Exercise brief
Search the material for the string "shift", then return every line where it is found.

Records supplied
▼

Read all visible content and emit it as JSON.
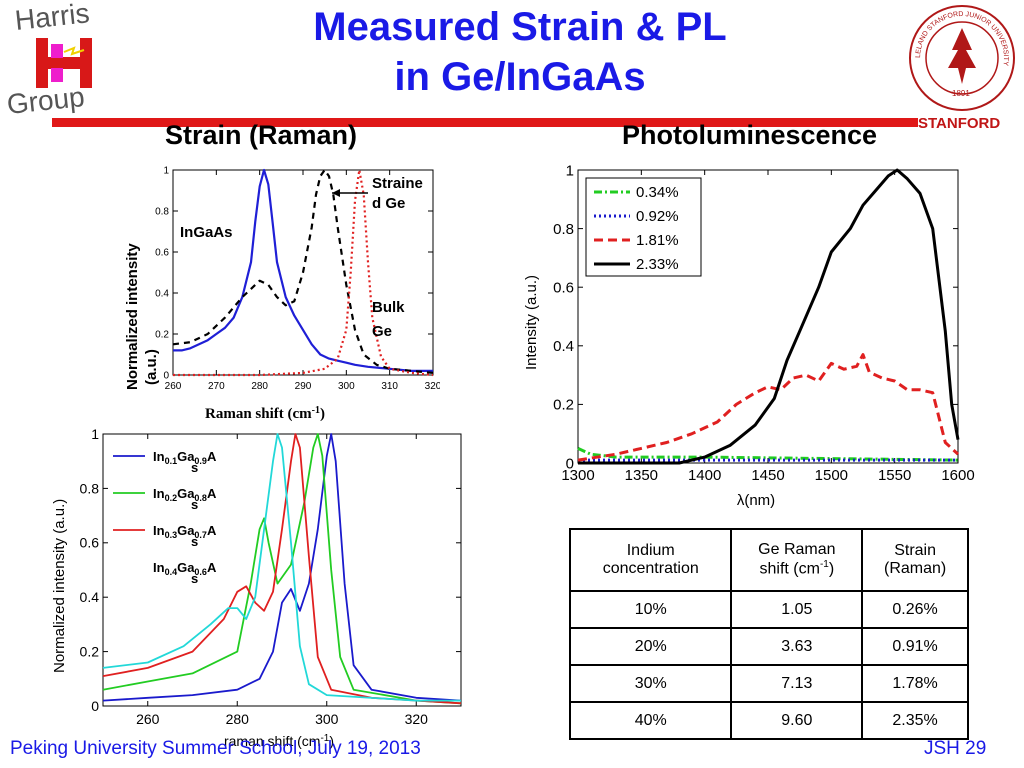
{
  "slide": {
    "title_line1": "Measured Strain & PL",
    "title_line2": "in Ge/InGaAs",
    "logo_left_line1": "Harris",
    "logo_left_line2": "Group",
    "seal_text": "STANFORD",
    "seal_ring_text": "LELAND STANFORD JUNIOR UNIVERSITY",
    "seal_year": "1891",
    "heading_left": "Strain (Raman)",
    "heading_right": "Photoluminescence",
    "footer_left": "Peking University Summer School, July 19, 2013",
    "footer_right": "JSH 29",
    "colors": {
      "title": "#1a1ae6",
      "bar": "#e01818",
      "stanford": "#c01616"
    }
  },
  "chart_data": [
    {
      "type": "line",
      "xlabel_main": "Raman shift (cm",
      "xlabel_sup": "-1",
      "xlabel_end": ")",
      "ylabel_line1": "Normalized intensity",
      "ylabel_line2": "(a.u.)",
      "xlim": [
        260,
        320
      ],
      "ylim": [
        0,
        1
      ],
      "xticks": [
        "260",
        "270",
        "280",
        "290",
        "300",
        "310",
        "320"
      ],
      "yticks": [
        "0",
        "0.2",
        "0.4",
        "0.6",
        "0.8",
        "1"
      ],
      "annotations": {
        "ingaas": "InGaAs",
        "strained_1": "Straine",
        "strained_2": "d Ge",
        "bulk_1": "Bulk",
        "bulk_2": "Ge"
      },
      "series": [
        {
          "color": "#1f1fd6",
          "dash": "",
          "points": [
            [
              260,
              0.12
            ],
            [
              262,
              0.12
            ],
            [
              264,
              0.13
            ],
            [
              266,
              0.15
            ],
            [
              268,
              0.17
            ],
            [
              270,
              0.2
            ],
            [
              272,
              0.23
            ],
            [
              274,
              0.28
            ],
            [
              276,
              0.38
            ],
            [
              278,
              0.55
            ],
            [
              279,
              0.75
            ],
            [
              280,
              0.92
            ],
            [
              281,
              1.0
            ],
            [
              282,
              0.93
            ],
            [
              283,
              0.74
            ],
            [
              284,
              0.55
            ],
            [
              286,
              0.38
            ],
            [
              288,
              0.29
            ],
            [
              290,
              0.22
            ],
            [
              292,
              0.15
            ],
            [
              294,
              0.1
            ],
            [
              296,
              0.08
            ],
            [
              298,
              0.07
            ],
            [
              300,
              0.06
            ],
            [
              302,
              0.05
            ],
            [
              305,
              0.04
            ],
            [
              310,
              0.03
            ],
            [
              315,
              0.02
            ],
            [
              320,
              0.02
            ]
          ]
        },
        {
          "color": "#000000",
          "dash": "6,5",
          "points": [
            [
              260,
              0.15
            ],
            [
              264,
              0.16
            ],
            [
              268,
              0.2
            ],
            [
              272,
              0.28
            ],
            [
              276,
              0.38
            ],
            [
              278,
              0.42
            ],
            [
              280,
              0.46
            ],
            [
              282,
              0.44
            ],
            [
              284,
              0.38
            ],
            [
              286,
              0.34
            ],
            [
              288,
              0.36
            ],
            [
              290,
              0.5
            ],
            [
              292,
              0.72
            ],
            [
              293,
              0.88
            ],
            [
              294,
              0.97
            ],
            [
              295,
              1.0
            ],
            [
              296,
              0.97
            ],
            [
              297,
              0.88
            ],
            [
              298,
              0.72
            ],
            [
              300,
              0.44
            ],
            [
              302,
              0.22
            ],
            [
              304,
              0.1
            ],
            [
              307,
              0.05
            ],
            [
              310,
              0.03
            ],
            [
              320,
              0.01
            ]
          ]
        },
        {
          "color": "#e02020",
          "dash": "2,3",
          "points": [
            [
              260,
              0.0
            ],
            [
              280,
              0.0
            ],
            [
              290,
              0.01
            ],
            [
              295,
              0.03
            ],
            [
              298,
              0.08
            ],
            [
              300,
              0.22
            ],
            [
              301,
              0.5
            ],
            [
              302,
              0.85
            ],
            [
              303,
              1.0
            ],
            [
              304,
              0.88
            ],
            [
              305,
              0.55
            ],
            [
              306,
              0.28
            ],
            [
              308,
              0.09
            ],
            [
              310,
              0.03
            ],
            [
              315,
              0.01
            ],
            [
              320,
              0.0
            ]
          ]
        }
      ]
    },
    {
      "type": "line",
      "xlabel": "λ(nm)",
      "ylabel": "Intensity (a.u.)",
      "xlim": [
        1300,
        1600
      ],
      "ylim": [
        0,
        1
      ],
      "xticks": [
        "1300",
        "1350",
        "1400",
        "1450",
        "1500",
        "1550",
        "1600"
      ],
      "yticks": [
        "0",
        "0.2",
        "0.4",
        "0.6",
        "0.8",
        "1"
      ],
      "series": [
        {
          "name": "0.34%",
          "color": "#22cc22",
          "dash": "8,3,2,3",
          "points": [
            [
              1300,
              0.05
            ],
            [
              1310,
              0.03
            ],
            [
              1330,
              0.02
            ],
            [
              1400,
              0.02
            ],
            [
              1500,
              0.015
            ],
            [
              1600,
              0.01
            ]
          ]
        },
        {
          "name": "0.92%",
          "color": "#1a1acc",
          "dash": "2,3",
          "points": [
            [
              1300,
              0.01
            ],
            [
              1400,
              0.01
            ],
            [
              1500,
              0.01
            ],
            [
              1600,
              0.01
            ]
          ]
        },
        {
          "name": "1.81%",
          "color": "#e02020",
          "dash": "9,5",
          "points": [
            [
              1300,
              0.01
            ],
            [
              1330,
              0.03
            ],
            [
              1350,
              0.05
            ],
            [
              1370,
              0.07
            ],
            [
              1390,
              0.1
            ],
            [
              1410,
              0.14
            ],
            [
              1425,
              0.2
            ],
            [
              1440,
              0.24
            ],
            [
              1450,
              0.26
            ],
            [
              1460,
              0.25
            ],
            [
              1470,
              0.29
            ],
            [
              1480,
              0.3
            ],
            [
              1490,
              0.28
            ],
            [
              1500,
              0.34
            ],
            [
              1510,
              0.32
            ],
            [
              1520,
              0.33
            ],
            [
              1525,
              0.37
            ],
            [
              1530,
              0.31
            ],
            [
              1540,
              0.29
            ],
            [
              1550,
              0.28
            ],
            [
              1560,
              0.25
            ],
            [
              1570,
              0.25
            ],
            [
              1580,
              0.24
            ],
            [
              1590,
              0.07
            ],
            [
              1600,
              0.03
            ]
          ]
        },
        {
          "name": "2.33%",
          "color": "#000000",
          "dash": "",
          "points": [
            [
              1300,
              0.0
            ],
            [
              1380,
              0.0
            ],
            [
              1400,
              0.02
            ],
            [
              1420,
              0.06
            ],
            [
              1440,
              0.13
            ],
            [
              1455,
              0.22
            ],
            [
              1465,
              0.35
            ],
            [
              1475,
              0.45
            ],
            [
              1490,
              0.6
            ],
            [
              1500,
              0.72
            ],
            [
              1515,
              0.8
            ],
            [
              1525,
              0.88
            ],
            [
              1535,
              0.93
            ],
            [
              1545,
              0.98
            ],
            [
              1552,
              1.0
            ],
            [
              1560,
              0.97
            ],
            [
              1570,
              0.92
            ],
            [
              1580,
              0.8
            ],
            [
              1590,
              0.45
            ],
            [
              1595,
              0.2
            ],
            [
              1600,
              0.08
            ]
          ]
        }
      ]
    },
    {
      "type": "line",
      "xlabel_main": "raman shift (cm",
      "xlabel_sup": "-1",
      "xlabel_end": ")",
      "ylabel": "Normalized intensity (a.u.)",
      "xlim": [
        250,
        330
      ],
      "ylim": [
        0,
        1
      ],
      "xticks": [
        "260",
        "280",
        "300",
        "320"
      ],
      "yticks": [
        "0",
        "0.2",
        "0.4",
        "0.6",
        "0.8",
        "1"
      ],
      "series": [
        {
          "name": "In0.1Ga0.9As",
          "label": {
            "a": "In",
            "b": "0.1",
            "c": "Ga",
            "d": "0.9",
            "e": "A",
            "f": "s"
          },
          "color": "#1a1acc",
          "points": [
            [
              250,
              0.02
            ],
            [
              260,
              0.03
            ],
            [
              270,
              0.04
            ],
            [
              280,
              0.06
            ],
            [
              285,
              0.1
            ],
            [
              288,
              0.2
            ],
            [
              290,
              0.38
            ],
            [
              292,
              0.43
            ],
            [
              294,
              0.35
            ],
            [
              296,
              0.45
            ],
            [
              298,
              0.65
            ],
            [
              300,
              0.92
            ],
            [
              301,
              1.0
            ],
            [
              302,
              0.9
            ],
            [
              304,
              0.45
            ],
            [
              306,
              0.15
            ],
            [
              310,
              0.06
            ],
            [
              320,
              0.03
            ],
            [
              330,
              0.02
            ]
          ]
        },
        {
          "name": "In0.2Ga0.8As",
          "label": {
            "a": "In",
            "b": "0.2",
            "c": "Ga",
            "d": "0.8",
            "e": "A",
            "f": "s"
          },
          "color": "#22cc22",
          "points": [
            [
              250,
              0.06
            ],
            [
              260,
              0.09
            ],
            [
              270,
              0.12
            ],
            [
              280,
              0.2
            ],
            [
              283,
              0.45
            ],
            [
              285,
              0.65
            ],
            [
              286,
              0.69
            ],
            [
              287,
              0.6
            ],
            [
              289,
              0.45
            ],
            [
              292,
              0.52
            ],
            [
              295,
              0.75
            ],
            [
              297,
              0.95
            ],
            [
              298,
              1.0
            ],
            [
              299,
              0.92
            ],
            [
              301,
              0.5
            ],
            [
              303,
              0.18
            ],
            [
              306,
              0.06
            ],
            [
              320,
              0.02
            ],
            [
              330,
              0.01
            ]
          ]
        },
        {
          "name": "In0.3Ga0.7As",
          "label": {
            "a": "In",
            "b": "0.3",
            "c": "Ga",
            "d": "0.7",
            "e": "A",
            "f": "s"
          },
          "color": "#e02020",
          "points": [
            [
              250,
              0.11
            ],
            [
              260,
              0.14
            ],
            [
              270,
              0.2
            ],
            [
              277,
              0.32
            ],
            [
              280,
              0.42
            ],
            [
              282,
              0.44
            ],
            [
              284,
              0.38
            ],
            [
              286,
              0.35
            ],
            [
              288,
              0.42
            ],
            [
              290,
              0.65
            ],
            [
              292,
              0.9
            ],
            [
              293,
              1.0
            ],
            [
              294,
              0.95
            ],
            [
              296,
              0.55
            ],
            [
              298,
              0.18
            ],
            [
              301,
              0.06
            ],
            [
              310,
              0.03
            ],
            [
              330,
              0.01
            ]
          ]
        },
        {
          "name": "In0.4Ga0.6As",
          "label": {
            "a": "In",
            "b": "0.4",
            "c": "Ga",
            "d": "0.6",
            "e": "A",
            "f": "s"
          },
          "color": "#22d8d8",
          "points": [
            [
              250,
              0.14
            ],
            [
              260,
              0.16
            ],
            [
              268,
              0.22
            ],
            [
              274,
              0.3
            ],
            [
              278,
              0.36
            ],
            [
              280,
              0.36
            ],
            [
              282,
              0.32
            ],
            [
              284,
              0.4
            ],
            [
              286,
              0.65
            ],
            [
              288,
              0.9
            ],
            [
              289,
              1.0
            ],
            [
              290,
              0.95
            ],
            [
              292,
              0.6
            ],
            [
              294,
              0.22
            ],
            [
              296,
              0.08
            ],
            [
              300,
              0.04
            ],
            [
              320,
              0.02
            ],
            [
              330,
              0.02
            ]
          ]
        }
      ]
    },
    {
      "type": "table",
      "headers": [
        {
          "line1": "Indium",
          "line2": "concentration"
        },
        {
          "line1": "Ge Raman",
          "line2a": "shift (cm",
          "line2sup": "-1",
          "line2b": ")"
        },
        {
          "line1": "Strain",
          "line2": "(Raman)"
        }
      ],
      "rows": [
        [
          "10%",
          "1.05",
          "0.26%"
        ],
        [
          "20%",
          "3.63",
          "0.91%"
        ],
        [
          "30%",
          "7.13",
          "1.78%"
        ],
        [
          "40%",
          "9.60",
          "2.35%"
        ]
      ]
    }
  ]
}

▲

Response to this task
      "xlabel_main": "Raman shift (cm",
      "xlabel_main": "raman shift (cm",
          "line2a": "shift (cm",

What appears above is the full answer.